> _Work to be completed_
Find the number of lines below in which the word "saving" appears, and write that number only.

[Extracts from a graphics dataset]

* START *

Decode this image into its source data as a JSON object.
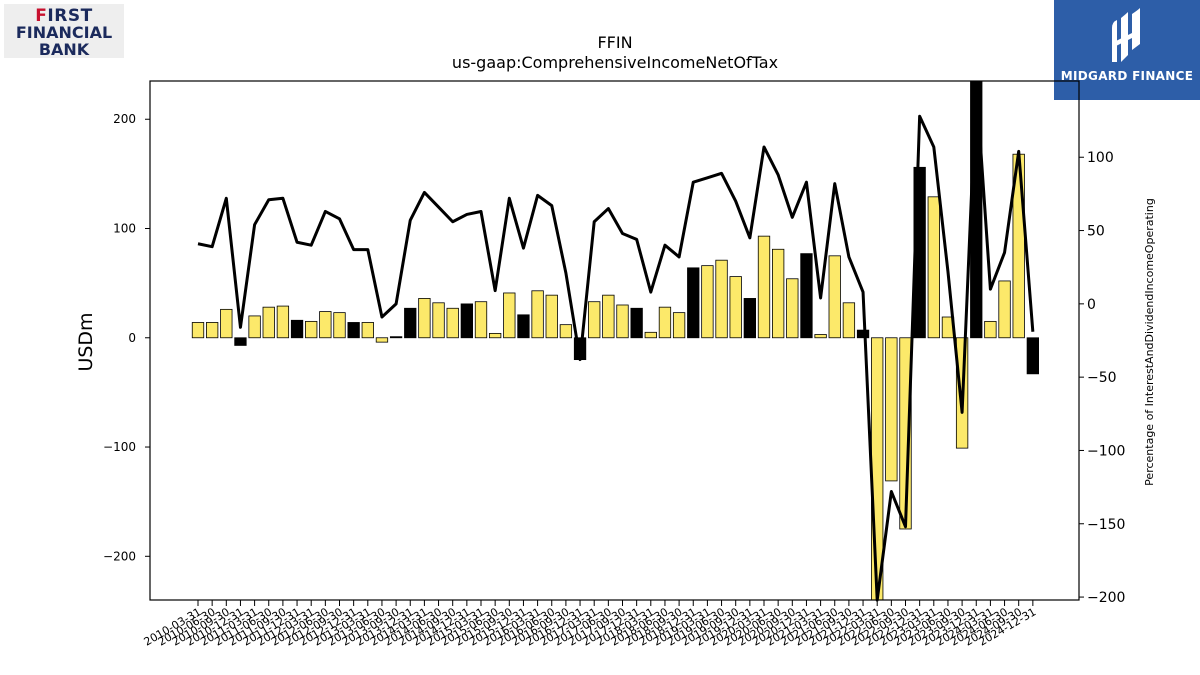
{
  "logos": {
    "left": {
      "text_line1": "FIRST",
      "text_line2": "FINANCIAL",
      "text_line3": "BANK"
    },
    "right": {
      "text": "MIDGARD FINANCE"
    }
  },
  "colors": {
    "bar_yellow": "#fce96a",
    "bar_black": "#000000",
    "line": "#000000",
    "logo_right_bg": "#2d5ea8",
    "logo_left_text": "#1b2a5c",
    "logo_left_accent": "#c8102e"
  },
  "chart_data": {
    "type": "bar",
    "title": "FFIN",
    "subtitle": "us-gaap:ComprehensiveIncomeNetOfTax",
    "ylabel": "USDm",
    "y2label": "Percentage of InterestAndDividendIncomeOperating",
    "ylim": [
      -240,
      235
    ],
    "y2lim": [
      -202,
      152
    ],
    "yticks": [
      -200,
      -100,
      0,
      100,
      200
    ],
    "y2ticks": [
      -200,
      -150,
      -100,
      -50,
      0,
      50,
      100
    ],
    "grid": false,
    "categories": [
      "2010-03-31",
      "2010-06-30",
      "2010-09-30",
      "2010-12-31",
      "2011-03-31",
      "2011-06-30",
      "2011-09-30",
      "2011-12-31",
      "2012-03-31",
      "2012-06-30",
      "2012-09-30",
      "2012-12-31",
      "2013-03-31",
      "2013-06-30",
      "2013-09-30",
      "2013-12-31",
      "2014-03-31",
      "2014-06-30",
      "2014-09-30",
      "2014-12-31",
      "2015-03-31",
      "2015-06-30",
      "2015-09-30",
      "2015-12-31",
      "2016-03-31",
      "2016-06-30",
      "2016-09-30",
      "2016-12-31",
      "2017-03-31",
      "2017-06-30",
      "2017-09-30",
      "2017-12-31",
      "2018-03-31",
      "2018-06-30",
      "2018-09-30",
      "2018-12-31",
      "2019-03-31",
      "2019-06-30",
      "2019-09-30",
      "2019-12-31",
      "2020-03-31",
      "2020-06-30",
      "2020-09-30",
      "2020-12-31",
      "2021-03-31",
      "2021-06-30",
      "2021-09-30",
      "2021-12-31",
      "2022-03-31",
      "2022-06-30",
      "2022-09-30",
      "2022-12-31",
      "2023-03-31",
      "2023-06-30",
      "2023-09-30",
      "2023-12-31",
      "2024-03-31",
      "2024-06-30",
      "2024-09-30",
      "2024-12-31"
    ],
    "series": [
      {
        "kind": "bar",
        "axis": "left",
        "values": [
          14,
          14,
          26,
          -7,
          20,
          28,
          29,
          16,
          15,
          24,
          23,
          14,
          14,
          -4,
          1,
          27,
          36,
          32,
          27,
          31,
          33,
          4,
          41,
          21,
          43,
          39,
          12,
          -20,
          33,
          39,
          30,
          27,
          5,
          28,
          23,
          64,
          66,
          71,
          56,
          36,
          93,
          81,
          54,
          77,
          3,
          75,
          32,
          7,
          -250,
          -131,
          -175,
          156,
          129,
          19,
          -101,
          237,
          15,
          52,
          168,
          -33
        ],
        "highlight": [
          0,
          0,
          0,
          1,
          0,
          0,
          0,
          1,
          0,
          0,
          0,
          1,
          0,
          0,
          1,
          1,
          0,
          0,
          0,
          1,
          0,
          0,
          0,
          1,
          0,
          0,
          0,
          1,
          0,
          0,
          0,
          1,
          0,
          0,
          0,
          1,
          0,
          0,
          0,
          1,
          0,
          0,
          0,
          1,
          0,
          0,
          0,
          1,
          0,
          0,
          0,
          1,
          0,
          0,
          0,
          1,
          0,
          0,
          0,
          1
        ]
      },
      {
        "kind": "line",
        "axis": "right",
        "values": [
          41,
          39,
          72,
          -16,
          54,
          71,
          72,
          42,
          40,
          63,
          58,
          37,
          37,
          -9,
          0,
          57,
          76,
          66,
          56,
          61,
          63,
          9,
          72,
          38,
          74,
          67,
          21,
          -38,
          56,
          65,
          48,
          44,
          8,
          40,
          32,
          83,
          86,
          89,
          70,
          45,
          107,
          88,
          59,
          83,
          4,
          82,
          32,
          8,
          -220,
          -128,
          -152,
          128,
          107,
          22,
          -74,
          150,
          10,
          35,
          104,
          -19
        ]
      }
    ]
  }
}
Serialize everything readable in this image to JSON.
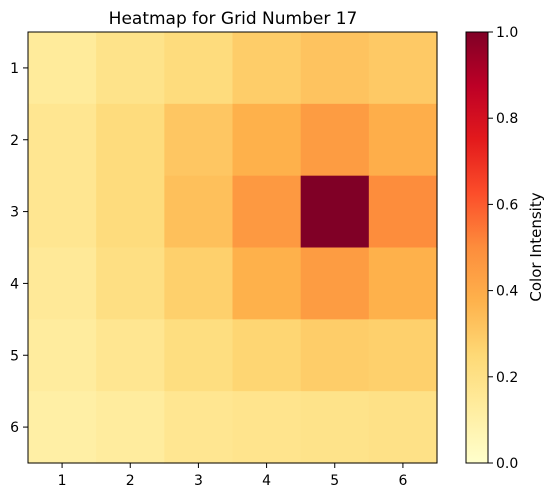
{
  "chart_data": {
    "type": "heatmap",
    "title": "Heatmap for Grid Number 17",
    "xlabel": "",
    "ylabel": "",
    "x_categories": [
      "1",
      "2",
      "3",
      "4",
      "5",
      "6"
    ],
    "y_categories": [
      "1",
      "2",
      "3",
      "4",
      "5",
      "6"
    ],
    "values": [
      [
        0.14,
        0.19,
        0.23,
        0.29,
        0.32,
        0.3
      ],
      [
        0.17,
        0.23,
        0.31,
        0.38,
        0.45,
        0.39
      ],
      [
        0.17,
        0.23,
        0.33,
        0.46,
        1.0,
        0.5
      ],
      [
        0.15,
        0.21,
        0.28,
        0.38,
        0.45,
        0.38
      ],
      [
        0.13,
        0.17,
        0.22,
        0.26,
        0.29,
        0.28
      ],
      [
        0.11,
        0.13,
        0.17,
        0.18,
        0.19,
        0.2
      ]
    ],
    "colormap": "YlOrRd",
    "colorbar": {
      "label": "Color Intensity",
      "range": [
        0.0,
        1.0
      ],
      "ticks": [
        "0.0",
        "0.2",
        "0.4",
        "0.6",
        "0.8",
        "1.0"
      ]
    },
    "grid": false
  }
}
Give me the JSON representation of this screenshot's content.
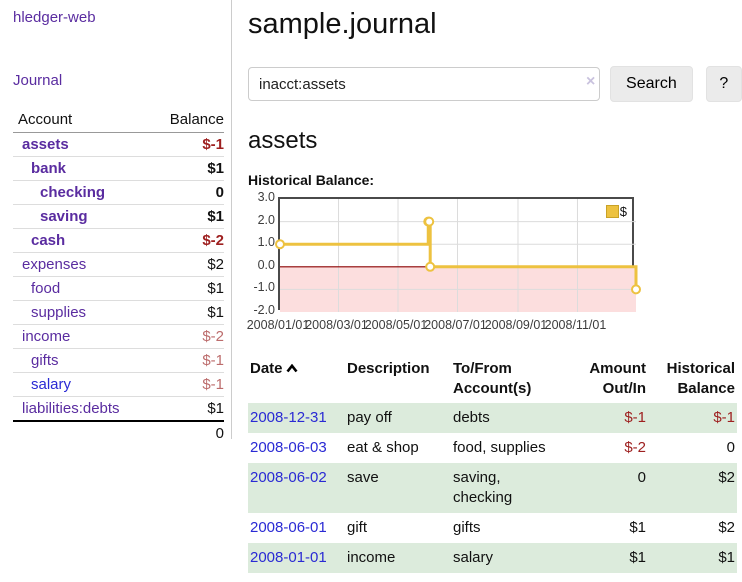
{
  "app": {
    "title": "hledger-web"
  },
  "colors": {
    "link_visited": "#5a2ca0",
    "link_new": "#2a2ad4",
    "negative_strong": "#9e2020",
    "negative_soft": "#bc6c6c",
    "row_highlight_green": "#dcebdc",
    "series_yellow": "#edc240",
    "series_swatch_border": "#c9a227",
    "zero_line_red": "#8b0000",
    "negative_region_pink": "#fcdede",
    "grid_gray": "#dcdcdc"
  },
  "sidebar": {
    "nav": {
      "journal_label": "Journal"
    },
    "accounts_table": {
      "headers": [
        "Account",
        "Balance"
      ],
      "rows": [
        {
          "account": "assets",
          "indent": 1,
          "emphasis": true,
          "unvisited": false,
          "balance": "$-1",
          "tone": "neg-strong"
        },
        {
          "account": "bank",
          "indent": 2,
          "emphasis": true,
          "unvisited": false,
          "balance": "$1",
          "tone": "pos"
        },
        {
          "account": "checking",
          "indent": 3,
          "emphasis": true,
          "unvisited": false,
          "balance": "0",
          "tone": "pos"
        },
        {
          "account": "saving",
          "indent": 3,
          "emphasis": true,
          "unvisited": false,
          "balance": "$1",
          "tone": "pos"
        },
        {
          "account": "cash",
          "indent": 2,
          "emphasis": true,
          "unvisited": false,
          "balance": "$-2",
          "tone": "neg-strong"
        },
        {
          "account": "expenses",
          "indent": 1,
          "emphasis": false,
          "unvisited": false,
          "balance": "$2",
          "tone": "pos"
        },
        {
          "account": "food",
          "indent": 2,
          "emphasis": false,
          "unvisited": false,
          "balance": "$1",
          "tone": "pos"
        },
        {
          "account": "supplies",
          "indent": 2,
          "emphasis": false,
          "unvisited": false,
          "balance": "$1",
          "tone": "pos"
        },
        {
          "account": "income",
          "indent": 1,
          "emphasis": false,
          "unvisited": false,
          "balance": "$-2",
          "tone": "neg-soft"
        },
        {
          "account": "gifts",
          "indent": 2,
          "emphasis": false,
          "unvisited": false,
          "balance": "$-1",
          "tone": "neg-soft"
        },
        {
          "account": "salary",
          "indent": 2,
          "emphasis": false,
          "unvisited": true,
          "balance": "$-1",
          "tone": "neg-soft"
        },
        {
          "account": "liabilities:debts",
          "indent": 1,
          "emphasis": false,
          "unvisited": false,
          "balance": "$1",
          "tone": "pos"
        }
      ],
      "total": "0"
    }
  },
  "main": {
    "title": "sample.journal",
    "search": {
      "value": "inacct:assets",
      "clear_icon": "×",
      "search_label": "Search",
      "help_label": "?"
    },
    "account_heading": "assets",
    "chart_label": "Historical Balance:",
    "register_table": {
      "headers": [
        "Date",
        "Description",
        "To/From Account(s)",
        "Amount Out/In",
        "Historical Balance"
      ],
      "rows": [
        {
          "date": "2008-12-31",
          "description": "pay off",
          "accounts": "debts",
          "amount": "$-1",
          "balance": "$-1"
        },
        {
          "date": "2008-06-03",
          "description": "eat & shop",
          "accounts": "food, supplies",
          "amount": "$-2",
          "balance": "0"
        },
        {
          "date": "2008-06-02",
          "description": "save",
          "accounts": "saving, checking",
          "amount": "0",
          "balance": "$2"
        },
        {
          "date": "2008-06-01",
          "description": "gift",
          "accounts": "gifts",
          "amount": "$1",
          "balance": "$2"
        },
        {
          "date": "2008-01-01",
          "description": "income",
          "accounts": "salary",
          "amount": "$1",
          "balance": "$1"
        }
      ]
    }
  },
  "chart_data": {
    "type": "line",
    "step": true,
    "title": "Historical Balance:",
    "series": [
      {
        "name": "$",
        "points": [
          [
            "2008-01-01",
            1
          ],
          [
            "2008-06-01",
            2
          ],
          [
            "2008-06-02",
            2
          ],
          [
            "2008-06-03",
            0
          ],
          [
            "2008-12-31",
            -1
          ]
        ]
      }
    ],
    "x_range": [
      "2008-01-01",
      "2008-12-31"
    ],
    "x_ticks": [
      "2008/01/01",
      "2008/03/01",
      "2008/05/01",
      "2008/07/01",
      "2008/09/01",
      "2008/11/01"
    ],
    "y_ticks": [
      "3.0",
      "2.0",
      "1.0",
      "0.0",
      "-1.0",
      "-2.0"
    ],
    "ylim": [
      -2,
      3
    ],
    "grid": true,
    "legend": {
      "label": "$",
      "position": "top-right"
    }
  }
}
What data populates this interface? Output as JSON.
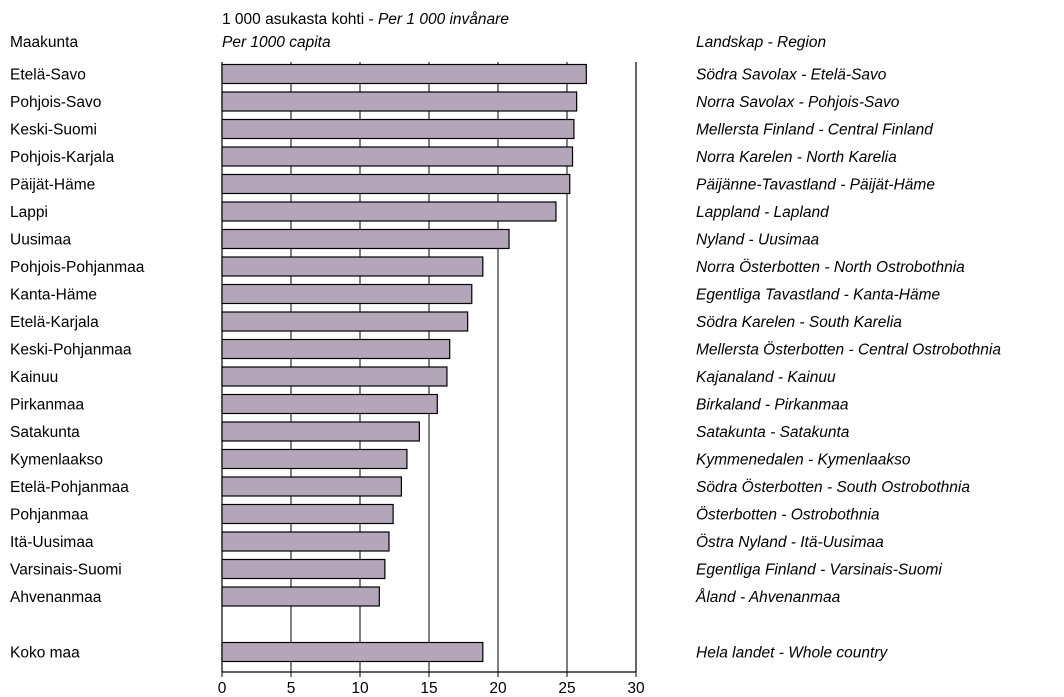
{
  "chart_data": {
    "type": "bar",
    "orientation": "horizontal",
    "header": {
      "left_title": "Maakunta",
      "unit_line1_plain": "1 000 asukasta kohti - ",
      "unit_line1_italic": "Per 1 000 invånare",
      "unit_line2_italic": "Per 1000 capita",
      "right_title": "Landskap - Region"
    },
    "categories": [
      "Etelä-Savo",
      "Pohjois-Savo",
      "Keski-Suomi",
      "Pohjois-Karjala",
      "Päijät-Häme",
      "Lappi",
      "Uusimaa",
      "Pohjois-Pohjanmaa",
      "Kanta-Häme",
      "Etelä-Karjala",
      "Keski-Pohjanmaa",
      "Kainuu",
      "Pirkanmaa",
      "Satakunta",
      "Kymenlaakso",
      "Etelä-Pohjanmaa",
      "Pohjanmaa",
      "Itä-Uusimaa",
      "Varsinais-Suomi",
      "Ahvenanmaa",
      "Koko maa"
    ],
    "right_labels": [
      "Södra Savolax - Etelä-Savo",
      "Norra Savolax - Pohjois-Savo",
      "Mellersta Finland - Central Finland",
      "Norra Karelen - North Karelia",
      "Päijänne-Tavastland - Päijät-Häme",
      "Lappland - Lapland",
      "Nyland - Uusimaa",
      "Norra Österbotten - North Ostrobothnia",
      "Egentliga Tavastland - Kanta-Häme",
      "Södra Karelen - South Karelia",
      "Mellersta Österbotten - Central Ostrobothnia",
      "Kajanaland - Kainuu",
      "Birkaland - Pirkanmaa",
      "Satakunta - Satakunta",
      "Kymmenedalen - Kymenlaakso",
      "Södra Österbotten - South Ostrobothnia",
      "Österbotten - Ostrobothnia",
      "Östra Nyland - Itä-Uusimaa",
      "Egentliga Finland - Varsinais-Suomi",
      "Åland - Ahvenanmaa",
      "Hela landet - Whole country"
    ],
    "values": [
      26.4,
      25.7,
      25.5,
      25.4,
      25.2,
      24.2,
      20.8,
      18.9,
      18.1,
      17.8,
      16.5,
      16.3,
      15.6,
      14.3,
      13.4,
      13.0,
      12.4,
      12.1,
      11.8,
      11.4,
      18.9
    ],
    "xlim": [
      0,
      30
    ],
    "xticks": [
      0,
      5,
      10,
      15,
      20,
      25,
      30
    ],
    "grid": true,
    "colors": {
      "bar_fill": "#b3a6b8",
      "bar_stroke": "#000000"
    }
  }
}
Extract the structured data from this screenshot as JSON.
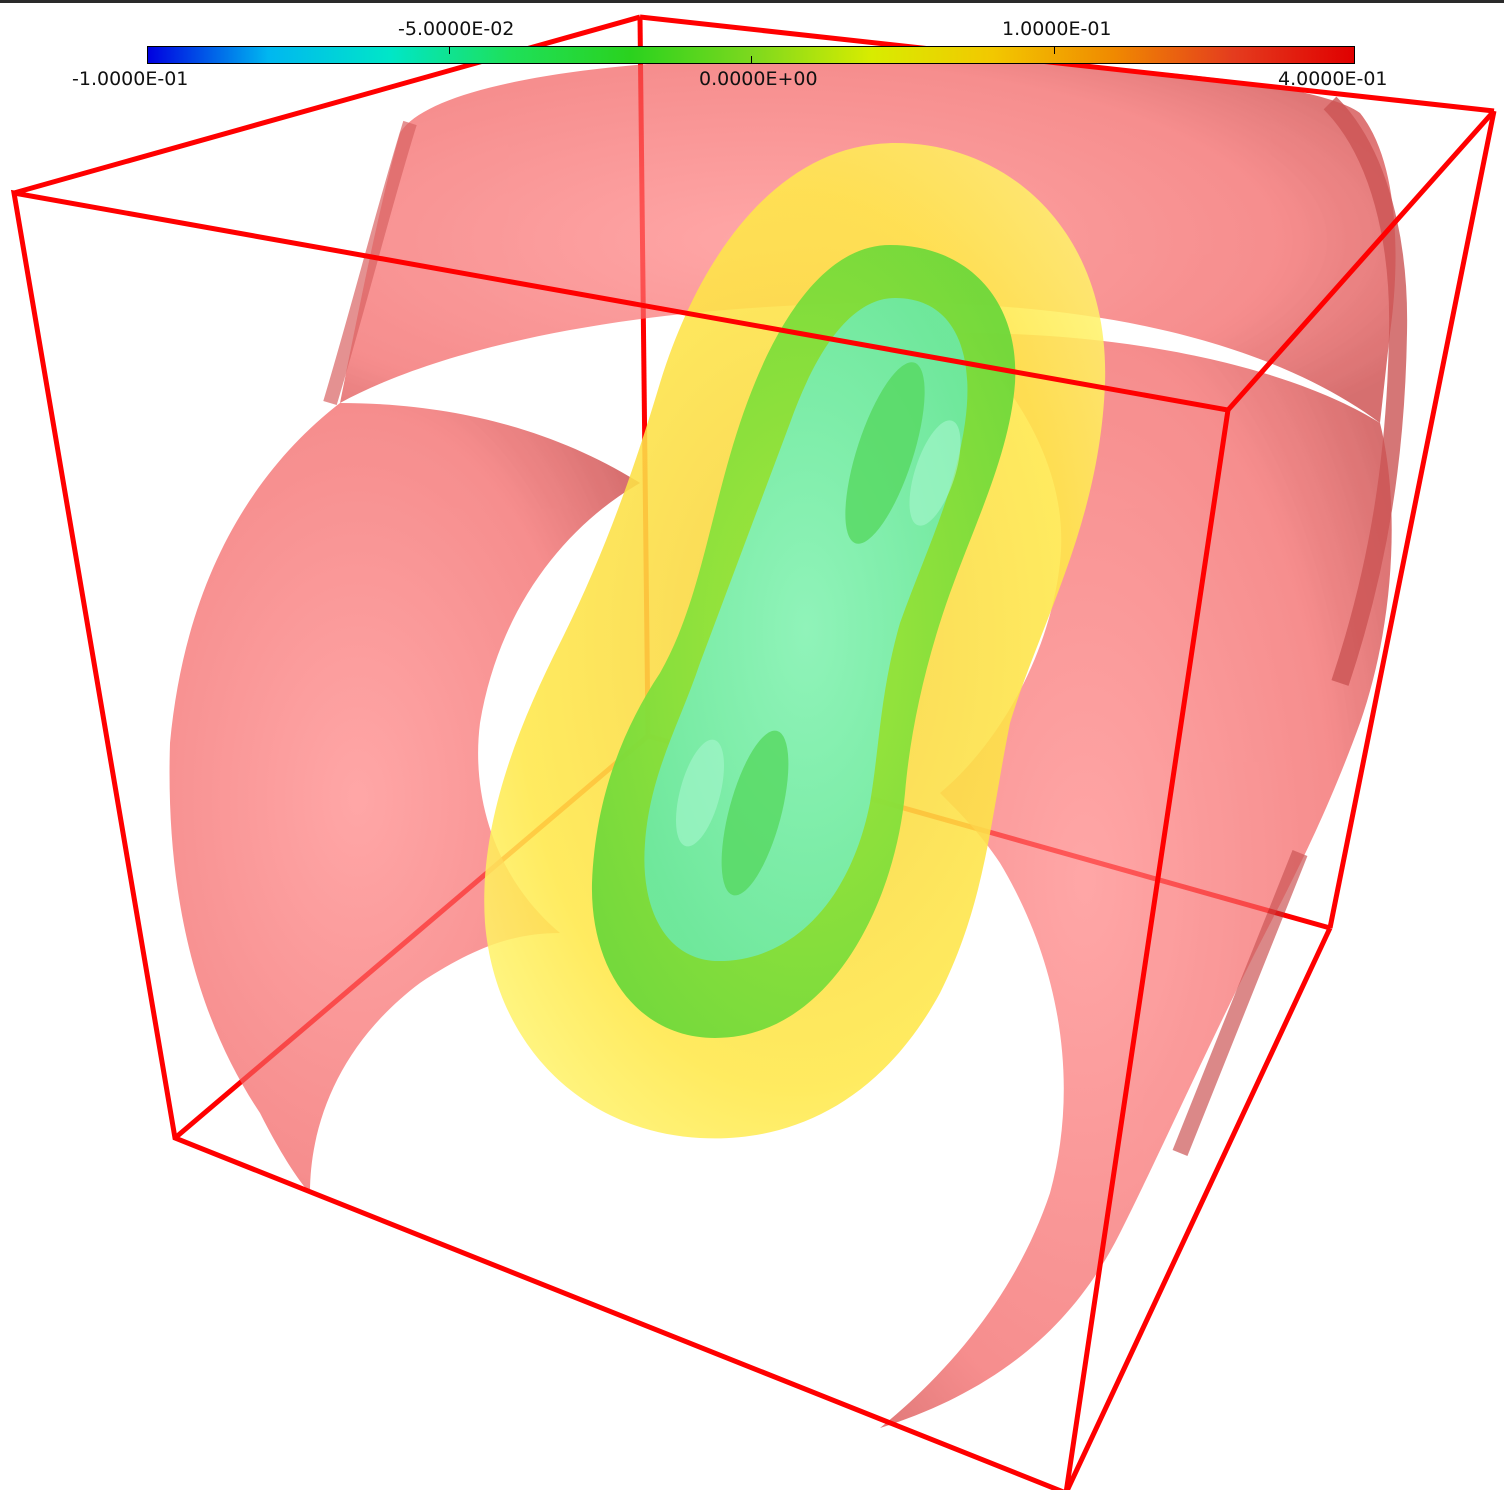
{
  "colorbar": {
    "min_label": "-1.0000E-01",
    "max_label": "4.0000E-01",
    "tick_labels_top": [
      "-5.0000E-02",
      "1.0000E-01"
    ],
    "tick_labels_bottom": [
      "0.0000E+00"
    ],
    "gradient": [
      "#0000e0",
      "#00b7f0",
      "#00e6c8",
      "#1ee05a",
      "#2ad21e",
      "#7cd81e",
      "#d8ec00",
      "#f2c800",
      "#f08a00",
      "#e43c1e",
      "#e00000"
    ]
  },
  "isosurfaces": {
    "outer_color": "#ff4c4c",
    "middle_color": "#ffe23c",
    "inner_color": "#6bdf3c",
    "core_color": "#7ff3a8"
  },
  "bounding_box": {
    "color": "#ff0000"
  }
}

* END *

> _Task response_
2